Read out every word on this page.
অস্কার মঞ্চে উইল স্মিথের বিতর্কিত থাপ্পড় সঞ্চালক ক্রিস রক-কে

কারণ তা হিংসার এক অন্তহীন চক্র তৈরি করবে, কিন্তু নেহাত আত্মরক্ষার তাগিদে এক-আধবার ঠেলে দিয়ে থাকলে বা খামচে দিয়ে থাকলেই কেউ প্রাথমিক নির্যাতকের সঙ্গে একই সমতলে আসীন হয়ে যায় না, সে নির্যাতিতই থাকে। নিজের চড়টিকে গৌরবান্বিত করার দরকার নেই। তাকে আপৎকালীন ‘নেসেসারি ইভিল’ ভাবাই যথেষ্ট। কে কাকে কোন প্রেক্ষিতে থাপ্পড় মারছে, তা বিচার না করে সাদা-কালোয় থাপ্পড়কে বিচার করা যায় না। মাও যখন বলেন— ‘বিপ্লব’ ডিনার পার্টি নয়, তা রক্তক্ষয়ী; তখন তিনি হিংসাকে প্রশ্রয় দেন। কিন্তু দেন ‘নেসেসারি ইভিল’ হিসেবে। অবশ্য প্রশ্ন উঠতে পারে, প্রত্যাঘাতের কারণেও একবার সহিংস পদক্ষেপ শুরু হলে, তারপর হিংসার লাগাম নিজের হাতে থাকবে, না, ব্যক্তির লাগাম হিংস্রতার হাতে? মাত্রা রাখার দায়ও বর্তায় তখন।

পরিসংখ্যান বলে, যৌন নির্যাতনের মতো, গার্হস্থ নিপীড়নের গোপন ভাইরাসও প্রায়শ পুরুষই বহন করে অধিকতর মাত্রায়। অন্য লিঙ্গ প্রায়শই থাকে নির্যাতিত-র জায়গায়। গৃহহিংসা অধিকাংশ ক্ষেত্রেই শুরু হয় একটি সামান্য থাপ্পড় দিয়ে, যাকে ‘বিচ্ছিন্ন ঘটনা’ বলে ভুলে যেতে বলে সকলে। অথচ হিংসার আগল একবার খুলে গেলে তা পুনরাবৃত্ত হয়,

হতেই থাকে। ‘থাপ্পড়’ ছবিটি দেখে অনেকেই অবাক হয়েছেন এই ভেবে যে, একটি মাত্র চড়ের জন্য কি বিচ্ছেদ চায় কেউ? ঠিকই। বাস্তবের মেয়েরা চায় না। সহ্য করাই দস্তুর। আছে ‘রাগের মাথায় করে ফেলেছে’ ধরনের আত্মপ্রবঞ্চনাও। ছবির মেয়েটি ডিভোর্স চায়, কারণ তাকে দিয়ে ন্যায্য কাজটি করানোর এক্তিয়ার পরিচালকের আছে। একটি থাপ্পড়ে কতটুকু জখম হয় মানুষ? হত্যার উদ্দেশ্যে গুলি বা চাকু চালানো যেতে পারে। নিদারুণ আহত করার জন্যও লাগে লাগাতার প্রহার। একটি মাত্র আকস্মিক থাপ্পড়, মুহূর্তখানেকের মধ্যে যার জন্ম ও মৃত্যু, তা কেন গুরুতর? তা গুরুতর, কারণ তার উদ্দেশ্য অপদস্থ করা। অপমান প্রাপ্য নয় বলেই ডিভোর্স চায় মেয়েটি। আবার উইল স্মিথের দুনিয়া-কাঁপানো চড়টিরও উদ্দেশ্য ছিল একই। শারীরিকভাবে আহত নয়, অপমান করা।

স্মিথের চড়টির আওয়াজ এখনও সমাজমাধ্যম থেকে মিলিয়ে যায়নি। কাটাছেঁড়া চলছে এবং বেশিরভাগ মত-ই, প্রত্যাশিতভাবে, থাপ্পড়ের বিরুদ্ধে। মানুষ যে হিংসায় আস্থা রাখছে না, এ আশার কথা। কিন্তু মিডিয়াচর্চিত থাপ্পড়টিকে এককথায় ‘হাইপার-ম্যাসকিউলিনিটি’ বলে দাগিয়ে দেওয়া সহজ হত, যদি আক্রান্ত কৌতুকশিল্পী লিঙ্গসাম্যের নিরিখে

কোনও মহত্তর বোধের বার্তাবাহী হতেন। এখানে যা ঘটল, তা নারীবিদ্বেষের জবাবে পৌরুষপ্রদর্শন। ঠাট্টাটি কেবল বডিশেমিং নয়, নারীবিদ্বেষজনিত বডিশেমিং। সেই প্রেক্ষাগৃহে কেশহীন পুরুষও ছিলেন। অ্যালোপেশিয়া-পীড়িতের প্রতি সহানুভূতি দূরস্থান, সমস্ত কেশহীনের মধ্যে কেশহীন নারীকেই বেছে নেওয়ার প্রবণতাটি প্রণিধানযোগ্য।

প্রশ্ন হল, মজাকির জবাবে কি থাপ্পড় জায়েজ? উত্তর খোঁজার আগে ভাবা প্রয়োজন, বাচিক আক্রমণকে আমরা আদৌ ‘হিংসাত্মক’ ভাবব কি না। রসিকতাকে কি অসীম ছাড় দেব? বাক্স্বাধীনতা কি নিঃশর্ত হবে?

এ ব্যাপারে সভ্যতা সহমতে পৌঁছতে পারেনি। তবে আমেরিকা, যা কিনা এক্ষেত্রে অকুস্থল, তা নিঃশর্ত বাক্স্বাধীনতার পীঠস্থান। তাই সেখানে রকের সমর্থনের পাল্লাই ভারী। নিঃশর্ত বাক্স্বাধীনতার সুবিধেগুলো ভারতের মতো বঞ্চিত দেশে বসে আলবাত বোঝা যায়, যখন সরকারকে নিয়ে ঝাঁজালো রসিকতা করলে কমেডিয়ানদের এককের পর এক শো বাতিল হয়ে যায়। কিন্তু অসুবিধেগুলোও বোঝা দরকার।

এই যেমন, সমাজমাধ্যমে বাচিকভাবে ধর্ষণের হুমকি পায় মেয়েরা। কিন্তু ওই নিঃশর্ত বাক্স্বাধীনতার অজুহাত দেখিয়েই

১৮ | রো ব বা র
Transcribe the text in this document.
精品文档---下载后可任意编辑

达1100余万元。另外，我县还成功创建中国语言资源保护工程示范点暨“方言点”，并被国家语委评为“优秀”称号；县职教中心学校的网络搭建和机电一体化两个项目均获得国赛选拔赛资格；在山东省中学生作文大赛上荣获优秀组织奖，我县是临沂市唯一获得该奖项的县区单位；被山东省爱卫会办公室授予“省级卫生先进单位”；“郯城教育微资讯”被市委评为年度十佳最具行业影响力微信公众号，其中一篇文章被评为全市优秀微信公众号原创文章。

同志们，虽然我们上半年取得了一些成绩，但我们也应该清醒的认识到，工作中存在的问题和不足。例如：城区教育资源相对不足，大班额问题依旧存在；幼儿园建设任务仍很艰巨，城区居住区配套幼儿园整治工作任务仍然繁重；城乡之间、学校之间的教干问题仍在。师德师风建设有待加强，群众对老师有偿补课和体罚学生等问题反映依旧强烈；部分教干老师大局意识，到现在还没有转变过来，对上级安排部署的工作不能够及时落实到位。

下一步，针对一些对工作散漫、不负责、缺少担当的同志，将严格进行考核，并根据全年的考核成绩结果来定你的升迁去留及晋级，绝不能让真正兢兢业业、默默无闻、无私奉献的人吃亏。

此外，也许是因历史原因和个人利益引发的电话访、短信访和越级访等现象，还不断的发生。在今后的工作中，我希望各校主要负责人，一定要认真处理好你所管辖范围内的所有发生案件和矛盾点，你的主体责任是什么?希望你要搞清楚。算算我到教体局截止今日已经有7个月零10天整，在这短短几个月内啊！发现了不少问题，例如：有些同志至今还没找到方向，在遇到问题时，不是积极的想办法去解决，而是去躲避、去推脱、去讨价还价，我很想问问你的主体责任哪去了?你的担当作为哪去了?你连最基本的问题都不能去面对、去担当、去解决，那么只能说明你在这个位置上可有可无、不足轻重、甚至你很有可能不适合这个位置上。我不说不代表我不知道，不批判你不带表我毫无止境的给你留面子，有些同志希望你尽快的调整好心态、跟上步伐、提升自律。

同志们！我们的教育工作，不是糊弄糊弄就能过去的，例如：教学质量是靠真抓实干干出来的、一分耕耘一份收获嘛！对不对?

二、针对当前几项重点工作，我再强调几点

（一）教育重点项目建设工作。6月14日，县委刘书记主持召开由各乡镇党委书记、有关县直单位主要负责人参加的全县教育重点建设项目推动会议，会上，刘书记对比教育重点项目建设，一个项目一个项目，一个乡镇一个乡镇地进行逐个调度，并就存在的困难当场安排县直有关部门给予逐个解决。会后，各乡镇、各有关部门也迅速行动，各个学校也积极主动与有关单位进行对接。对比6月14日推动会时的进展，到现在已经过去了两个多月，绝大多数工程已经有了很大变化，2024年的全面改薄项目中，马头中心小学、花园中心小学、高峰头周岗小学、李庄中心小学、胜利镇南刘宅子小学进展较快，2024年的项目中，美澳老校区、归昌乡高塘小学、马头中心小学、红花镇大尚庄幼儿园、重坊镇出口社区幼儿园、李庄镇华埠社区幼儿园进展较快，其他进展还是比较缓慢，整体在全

+===+

> [What is being asked]: From the line containing "Transcribe the text in this document." down to the final line of the data, write out every line exactly; both the first and last of these belong in your answer, and nothing else does.

> [Solution to the exercise]:
Transcribe the text in this document.
精品文档---下载后可任意编辑

达1100余万元。另外，我县还成功创建中国语言资源保护工程示范点暨“方言点”，并被国家语委评为“优秀”称号；县职教中心学校的网络搭建和机电一体化两个项目均获得国赛选拔赛资格；在山东省中学生作文大赛上荣获优秀组织奖，我县是临沂市唯一获得该奖项的县区单位；被山东省爱卫会办公室授予“省级卫生先进单位”；“郯城教育微资讯”被市委评为年度十佳最具行业影响力微信公众号，其中一篇文章被评为全市优秀微信公众号原创文章。

同志们，虽然我们上半年取得了一些成绩，但我们也应该清醒的认识到，工作中存在的问题和不足。例如：城区教育资源相对不足，大班额问题依旧存在；幼儿园建设任务仍很艰巨，城区居住区配套幼儿园整治工作任务仍然繁重；城乡之间、学校之间的教干问题仍在。师德师风建设有待加强，群众对老师有偿补课和体罚学生等问题反映依旧强烈；部分教干老师大局意识，到现在还没有转变过来，对上级安排部署的工作不能够及时落实到位。

下一步，针对一些对工作散漫、不负责、缺少担当的同志，将严格进行考核，并根据全年的考核成绩结果来定你的升迁去留及晋级，绝不能让真正兢兢业业、默默无闻、无私奉献的人吃亏。

此外，也许是因历史原因和个人利益引发的电话访、短信访和越级访等现象，还不断的发生。在今后的工作中，我希望各校主要负责人，一定要认真处理好你所管辖范围内的所有发生案件和矛盾点，你的主体责任是什么?希望你要搞清楚。算算我到教体局截止今日已经有7个月零10天整，在这短短几个月内啊！发现了不少问题，例如：有些同志至今还没找到方向，在遇到问题时，不是积极的想办法去解决，而是去躲避、去推脱、去讨价还价，我很想问问你的主体责任哪去了?你的担当作为哪去了?你连最基本的问题都不能去面对、去担当、去解决，那么只能说明你在这个位置上可有可无、不足轻重、甚至你很有可能不适合这个位置上。我不说不代表我不知道，不批判你不带表我毫无止境的给你留面子，有些同志希望你尽快的调整好心态、跟上步伐、提升自律。

同志们！我们的教育工作，不是糊弄糊弄就能过去的，例如：教学质量是靠真抓实干干出来的、一分耕耘一份收获嘛！对不对?

二、针对当前几项重点工作，我再强调几点

（一）教育重点项目建设工作。6月14日，县委刘书记主持召开由各乡镇党委书记、有关县直单位主要负责人参加的全县教育重点建设项目推动会议，会上，刘书记对比教育重点项目建设，一个项目一个项目，一个乡镇一个乡镇地进行逐个调度，并就存在的困难当场安排县直有关部门给予逐个解决。会后，各乡镇、各有关部门也迅速行动，各个学校也积极主动与有关单位进行对接。对比6月14日推动会时的进展，到现在已经过去了两个多月，绝大多数工程已经有了很大变化，2024年的全面改薄项目中，马头中心小学、花园中心小学、高峰头周岗小学、李庄中心小学、胜利镇南刘宅子小学进展较快，2024年的项目中，美澳老校区、归昌乡高塘小学、马头中心小学、红花镇大尚庄幼儿园、重坊镇出口社区幼儿园、李庄镇华埠社区幼儿园进展较快，其他进展还是比较缓慢，整体在全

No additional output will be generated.